[Rows from a dataset]
········

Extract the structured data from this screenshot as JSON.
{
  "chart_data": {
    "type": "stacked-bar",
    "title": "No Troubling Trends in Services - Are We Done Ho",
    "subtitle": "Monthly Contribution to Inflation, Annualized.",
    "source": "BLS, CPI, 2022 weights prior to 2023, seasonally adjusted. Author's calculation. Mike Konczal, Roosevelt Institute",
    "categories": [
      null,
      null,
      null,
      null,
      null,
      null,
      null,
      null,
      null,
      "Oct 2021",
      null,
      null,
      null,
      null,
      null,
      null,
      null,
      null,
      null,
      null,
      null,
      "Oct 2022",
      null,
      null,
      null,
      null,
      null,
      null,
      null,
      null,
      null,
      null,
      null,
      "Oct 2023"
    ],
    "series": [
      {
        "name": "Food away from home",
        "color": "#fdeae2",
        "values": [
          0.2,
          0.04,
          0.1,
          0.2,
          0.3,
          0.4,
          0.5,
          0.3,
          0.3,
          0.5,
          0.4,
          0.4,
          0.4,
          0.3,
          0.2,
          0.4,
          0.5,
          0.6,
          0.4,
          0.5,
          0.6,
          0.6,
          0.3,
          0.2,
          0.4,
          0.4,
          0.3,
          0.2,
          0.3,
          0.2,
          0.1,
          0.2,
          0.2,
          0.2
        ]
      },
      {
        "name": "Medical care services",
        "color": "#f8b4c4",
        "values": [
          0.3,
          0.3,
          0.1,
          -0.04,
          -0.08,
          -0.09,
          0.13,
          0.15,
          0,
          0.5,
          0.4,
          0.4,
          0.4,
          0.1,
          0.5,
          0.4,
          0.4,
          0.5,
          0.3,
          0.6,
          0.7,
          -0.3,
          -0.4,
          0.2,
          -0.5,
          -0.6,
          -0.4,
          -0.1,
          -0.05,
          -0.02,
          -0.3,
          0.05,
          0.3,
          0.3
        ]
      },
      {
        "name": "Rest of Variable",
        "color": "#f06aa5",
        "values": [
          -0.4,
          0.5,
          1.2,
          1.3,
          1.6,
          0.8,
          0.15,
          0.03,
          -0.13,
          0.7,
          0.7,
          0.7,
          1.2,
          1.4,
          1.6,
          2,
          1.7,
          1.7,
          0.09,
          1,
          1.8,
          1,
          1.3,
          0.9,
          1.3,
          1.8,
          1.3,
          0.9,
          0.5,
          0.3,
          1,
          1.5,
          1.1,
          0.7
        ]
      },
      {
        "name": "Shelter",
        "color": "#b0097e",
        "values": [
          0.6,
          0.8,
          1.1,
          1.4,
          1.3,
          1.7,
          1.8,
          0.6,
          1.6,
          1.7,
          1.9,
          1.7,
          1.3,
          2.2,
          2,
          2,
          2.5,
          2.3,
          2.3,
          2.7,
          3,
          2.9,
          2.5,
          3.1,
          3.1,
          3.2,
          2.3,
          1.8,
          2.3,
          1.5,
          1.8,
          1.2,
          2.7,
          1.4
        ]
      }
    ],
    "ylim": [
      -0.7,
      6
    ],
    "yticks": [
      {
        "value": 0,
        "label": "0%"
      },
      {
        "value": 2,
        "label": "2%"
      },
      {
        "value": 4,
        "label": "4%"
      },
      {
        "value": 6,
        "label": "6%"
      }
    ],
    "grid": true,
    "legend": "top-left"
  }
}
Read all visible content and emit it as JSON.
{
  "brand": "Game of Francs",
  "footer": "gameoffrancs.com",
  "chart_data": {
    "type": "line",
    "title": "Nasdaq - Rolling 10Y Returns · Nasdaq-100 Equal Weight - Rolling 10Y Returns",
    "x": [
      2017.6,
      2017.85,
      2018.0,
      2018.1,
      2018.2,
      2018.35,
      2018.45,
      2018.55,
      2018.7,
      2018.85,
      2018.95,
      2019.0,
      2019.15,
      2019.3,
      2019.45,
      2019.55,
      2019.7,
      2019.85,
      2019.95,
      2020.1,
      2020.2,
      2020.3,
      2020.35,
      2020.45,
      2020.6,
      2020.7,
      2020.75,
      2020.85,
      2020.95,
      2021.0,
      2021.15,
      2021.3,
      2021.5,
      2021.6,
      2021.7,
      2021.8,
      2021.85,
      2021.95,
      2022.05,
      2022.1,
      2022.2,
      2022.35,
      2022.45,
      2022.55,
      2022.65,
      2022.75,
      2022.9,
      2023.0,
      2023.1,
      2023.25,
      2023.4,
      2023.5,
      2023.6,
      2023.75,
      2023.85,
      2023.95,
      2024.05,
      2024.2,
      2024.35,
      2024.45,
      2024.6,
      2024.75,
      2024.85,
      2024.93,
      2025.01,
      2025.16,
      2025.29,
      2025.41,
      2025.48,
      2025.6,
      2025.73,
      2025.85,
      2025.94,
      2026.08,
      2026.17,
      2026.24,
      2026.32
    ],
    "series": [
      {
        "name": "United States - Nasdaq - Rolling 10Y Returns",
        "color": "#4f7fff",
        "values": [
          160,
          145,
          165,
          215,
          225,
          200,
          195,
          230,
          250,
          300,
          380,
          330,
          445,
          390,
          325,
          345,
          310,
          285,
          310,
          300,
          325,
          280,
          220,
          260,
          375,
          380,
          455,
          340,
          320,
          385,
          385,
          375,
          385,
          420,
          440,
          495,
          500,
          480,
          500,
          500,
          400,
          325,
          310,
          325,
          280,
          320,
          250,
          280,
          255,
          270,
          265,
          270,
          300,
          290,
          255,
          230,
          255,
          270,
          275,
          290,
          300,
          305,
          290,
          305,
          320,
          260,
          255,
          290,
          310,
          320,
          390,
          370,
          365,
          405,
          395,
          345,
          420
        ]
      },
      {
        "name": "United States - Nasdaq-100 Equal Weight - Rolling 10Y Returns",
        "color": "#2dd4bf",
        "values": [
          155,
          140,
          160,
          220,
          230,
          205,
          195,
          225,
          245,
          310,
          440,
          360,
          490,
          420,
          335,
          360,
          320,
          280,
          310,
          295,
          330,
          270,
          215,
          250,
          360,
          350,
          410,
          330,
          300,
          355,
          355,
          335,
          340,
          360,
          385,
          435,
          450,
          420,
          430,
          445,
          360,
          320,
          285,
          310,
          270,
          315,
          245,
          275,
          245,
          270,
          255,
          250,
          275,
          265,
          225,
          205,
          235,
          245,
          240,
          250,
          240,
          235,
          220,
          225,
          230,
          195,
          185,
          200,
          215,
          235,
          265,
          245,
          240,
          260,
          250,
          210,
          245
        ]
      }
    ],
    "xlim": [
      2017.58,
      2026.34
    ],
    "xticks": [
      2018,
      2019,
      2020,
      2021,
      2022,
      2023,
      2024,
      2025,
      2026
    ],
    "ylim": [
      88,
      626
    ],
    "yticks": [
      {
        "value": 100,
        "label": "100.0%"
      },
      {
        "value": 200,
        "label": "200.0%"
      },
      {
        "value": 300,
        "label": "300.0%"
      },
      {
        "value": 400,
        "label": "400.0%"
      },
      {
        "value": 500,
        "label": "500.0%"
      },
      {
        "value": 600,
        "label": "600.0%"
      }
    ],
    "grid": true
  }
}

········

* What the task asks
List each line of the entries that holds the string "Equal".

* Exercise result
    "title": "Nasdaq - Rolling 10Y Returns · Nasdaq-100 Equal Weight - Rolling 10Y Returns",
        "name": "United States - Nasdaq-100 Equal Weight - Rolling 10Y Returns",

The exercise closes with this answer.